GIVEN INSTRUCTION:
From the listing that follows, extract every line and set it down unaltered.

DATA FOR PROCESSING:
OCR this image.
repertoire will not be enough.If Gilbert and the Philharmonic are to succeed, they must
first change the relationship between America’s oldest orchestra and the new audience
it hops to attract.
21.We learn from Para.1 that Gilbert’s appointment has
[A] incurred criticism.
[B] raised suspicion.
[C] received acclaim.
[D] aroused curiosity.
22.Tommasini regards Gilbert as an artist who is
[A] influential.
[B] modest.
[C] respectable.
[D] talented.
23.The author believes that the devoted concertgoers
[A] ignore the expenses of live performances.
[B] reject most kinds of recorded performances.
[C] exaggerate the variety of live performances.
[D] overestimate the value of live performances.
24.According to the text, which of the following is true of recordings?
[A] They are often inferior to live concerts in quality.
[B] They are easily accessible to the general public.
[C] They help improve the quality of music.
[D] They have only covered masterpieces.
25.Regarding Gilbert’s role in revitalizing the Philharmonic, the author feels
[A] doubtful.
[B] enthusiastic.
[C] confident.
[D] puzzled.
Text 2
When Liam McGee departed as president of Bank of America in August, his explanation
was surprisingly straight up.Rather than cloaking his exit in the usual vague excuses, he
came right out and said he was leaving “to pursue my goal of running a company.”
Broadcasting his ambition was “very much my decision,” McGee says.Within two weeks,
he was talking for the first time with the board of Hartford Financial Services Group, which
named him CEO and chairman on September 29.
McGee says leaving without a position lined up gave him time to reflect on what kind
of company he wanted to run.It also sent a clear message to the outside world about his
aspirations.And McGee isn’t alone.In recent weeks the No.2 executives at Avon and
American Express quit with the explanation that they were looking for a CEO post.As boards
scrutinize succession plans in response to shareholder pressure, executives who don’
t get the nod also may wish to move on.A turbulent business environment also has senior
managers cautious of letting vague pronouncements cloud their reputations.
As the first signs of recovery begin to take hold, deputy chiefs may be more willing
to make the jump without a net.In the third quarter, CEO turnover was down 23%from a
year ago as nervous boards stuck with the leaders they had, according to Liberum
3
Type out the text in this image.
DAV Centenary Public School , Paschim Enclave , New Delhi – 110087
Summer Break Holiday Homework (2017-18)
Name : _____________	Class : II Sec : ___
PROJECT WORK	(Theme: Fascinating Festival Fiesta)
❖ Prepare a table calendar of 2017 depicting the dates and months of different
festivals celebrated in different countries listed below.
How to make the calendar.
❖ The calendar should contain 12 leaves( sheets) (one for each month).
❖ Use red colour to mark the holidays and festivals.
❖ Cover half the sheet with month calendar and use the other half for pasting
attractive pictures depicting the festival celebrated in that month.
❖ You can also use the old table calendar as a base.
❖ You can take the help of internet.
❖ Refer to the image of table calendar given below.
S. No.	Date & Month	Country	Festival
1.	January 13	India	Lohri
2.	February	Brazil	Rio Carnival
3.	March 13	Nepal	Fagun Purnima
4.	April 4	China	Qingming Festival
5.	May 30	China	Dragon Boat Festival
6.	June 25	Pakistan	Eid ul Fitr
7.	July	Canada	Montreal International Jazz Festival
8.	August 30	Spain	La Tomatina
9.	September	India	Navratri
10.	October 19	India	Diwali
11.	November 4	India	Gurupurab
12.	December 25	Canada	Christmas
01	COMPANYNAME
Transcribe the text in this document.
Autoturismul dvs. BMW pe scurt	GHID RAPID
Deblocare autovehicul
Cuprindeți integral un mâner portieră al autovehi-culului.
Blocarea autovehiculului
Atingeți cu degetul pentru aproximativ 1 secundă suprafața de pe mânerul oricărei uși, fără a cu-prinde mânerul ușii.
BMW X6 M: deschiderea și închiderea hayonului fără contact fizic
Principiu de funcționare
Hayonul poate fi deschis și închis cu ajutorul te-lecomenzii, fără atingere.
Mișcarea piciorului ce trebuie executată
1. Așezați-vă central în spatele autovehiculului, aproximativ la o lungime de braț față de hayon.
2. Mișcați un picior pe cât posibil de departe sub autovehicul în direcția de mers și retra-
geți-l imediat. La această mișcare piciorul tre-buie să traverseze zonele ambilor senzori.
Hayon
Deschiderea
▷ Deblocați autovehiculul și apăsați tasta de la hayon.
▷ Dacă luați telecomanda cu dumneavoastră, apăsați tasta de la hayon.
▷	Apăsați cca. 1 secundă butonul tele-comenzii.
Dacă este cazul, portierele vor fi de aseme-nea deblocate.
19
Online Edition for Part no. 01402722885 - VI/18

TASK RESULT:
OCR this image.
repertoire will not be enough.If Gilbert and the Philharmonic are to succeed, they must
first change the relationship between America’s oldest orchestra and the new audience
it hops to attract.
21.We learn from Para.1 that Gilbert’s appointment has
[A] incurred criticism.
[B] raised suspicion.
[C] received acclaim.
[D] aroused curiosity.
22.Tommasini regards Gilbert as an artist who is
[A] influential.
[B] modest.
[C] respectable.
[D] talented.
23.The author believes that the devoted concertgoers
[A] ignore the expenses of live performances.
[B] reject most kinds of recorded performances.
[C] exaggerate the variety of live performances.
[D] overestimate the value of live performances.
24.According to the text, which of the following is true of recordings?
[A] They are often inferior to live concerts in quality.
[B] They are easily accessible to the general public.
[C] They help improve the quality of music.
[D] They have only covered masterpieces.
25.Regarding Gilbert’s role in revitalizing the Philharmonic, the author feels
[A] doubtful.
[B] enthusiastic.
[C] confident.
[D] puzzled.
Text 2
When Liam McGee departed as president of Bank of America in August, his explanation
was surprisingly straight up.Rather than cloaking his exit in the usual vague excuses, he
came right out and said he was leaving “to pursue my goal of running a company.”
Broadcasting his ambition was “very much my decision,” McGee says.Within two weeks,
he was talking for the first time with the board of Hartford Financial Services Group, which
named him CEO and chairman on September 29.
McGee says leaving without a position lined up gave him time to reflect on what kind
of company he wanted to run.It also sent a clear message to the outside world about his
aspirations.And McGee isn’t alone.In recent weeks the No.2 executives at Avon and
American Express quit with the explanation that they were looking for a CEO post.As boards
scrutinize succession plans in response to shareholder pressure, executives who don’
t get the nod also may wish to move on.A turbulent business environment also has senior
managers cautious of letting vague pronouncements cloud their reputations.
As the first signs of recovery begin to take hold, deputy chiefs may be more willing
to make the jump without a net.In the third quarter, CEO turnover was down 23%from a
year ago as nervous boards stuck with the leaders they had, according to Liberum
3
Type out the text in this image.
DAV Centenary Public School , Paschim Enclave , New Delhi – 110087
Summer Break Holiday Homework (2017-18)
Name : _____________	Class : II Sec : ___
PROJECT WORK	(Theme: Fascinating Festival Fiesta)
❖ Prepare a table calendar of 2017 depicting the dates and months of different
festivals celebrated in different countries listed below.
How to make the calendar.
❖ The calendar should contain 12 leaves( sheets) (one for each month).
❖ Use red colour to mark the holidays and festivals.
❖ Cover half the sheet with month calendar and use the other half for pasting
attractive pictures depicting the festival celebrated in that month.
❖ You can also use the old table calendar as a base.
❖ You can take the help of internet.
❖ Refer to the image of table calendar given below.
S. No.	Date & Month	Country	Festival
1.	January 13	India	Lohri
2.	February	Brazil	Rio Carnival
3.	March 13	Nepal	Fagun Purnima
4.	April 4	China	Qingming Festival
5.	May 30	China	Dragon Boat Festival
6.	June 25	Pakistan	Eid ul Fitr
7.	July	Canada	Montreal International Jazz Festival
8.	August 30	Spain	La Tomatina
9.	September	India	Navratri
10.	October 19	India	Diwali
11.	November 4	India	Gurupurab
12.	December 25	Canada	Christmas
01	COMPANYNAME
Transcribe the text in this document.
Autoturismul dvs. BMW pe scurt	GHID RAPID
Deblocare autovehicul
Cuprindeți integral un mâner portieră al autovehi-culului.
Blocarea autovehiculului
Atingeți cu degetul pentru aproximativ 1 secundă suprafața de pe mânerul oricărei uși, fără a cu-prinde mânerul ușii.
BMW X6 M: deschiderea și închiderea hayonului fără contact fizic
Principiu de funcționare
Hayonul poate fi deschis și închis cu ajutorul te-lecomenzii, fără atingere.
Mișcarea piciorului ce trebuie executată
1. Așezați-vă central în spatele autovehiculului, aproximativ la o lungime de braț față de hayon.
2. Mișcați un picior pe cât posibil de departe sub autovehicul în direcția de mers și retra-
geți-l imediat. La această mișcare piciorul tre-buie să traverseze zonele ambilor senzori.
Hayon
Deschiderea
▷ Deblocați autovehiculul și apăsați tasta de la hayon.
▷ Dacă luați telecomanda cu dumneavoastră, apăsați tasta de la hayon.
▷	Apăsați cca. 1 secundă butonul tele-comenzii.
Dacă este cazul, portierele vor fi de aseme-nea deblocate.
19
Online Edition for Part no. 01402722885 - VI/18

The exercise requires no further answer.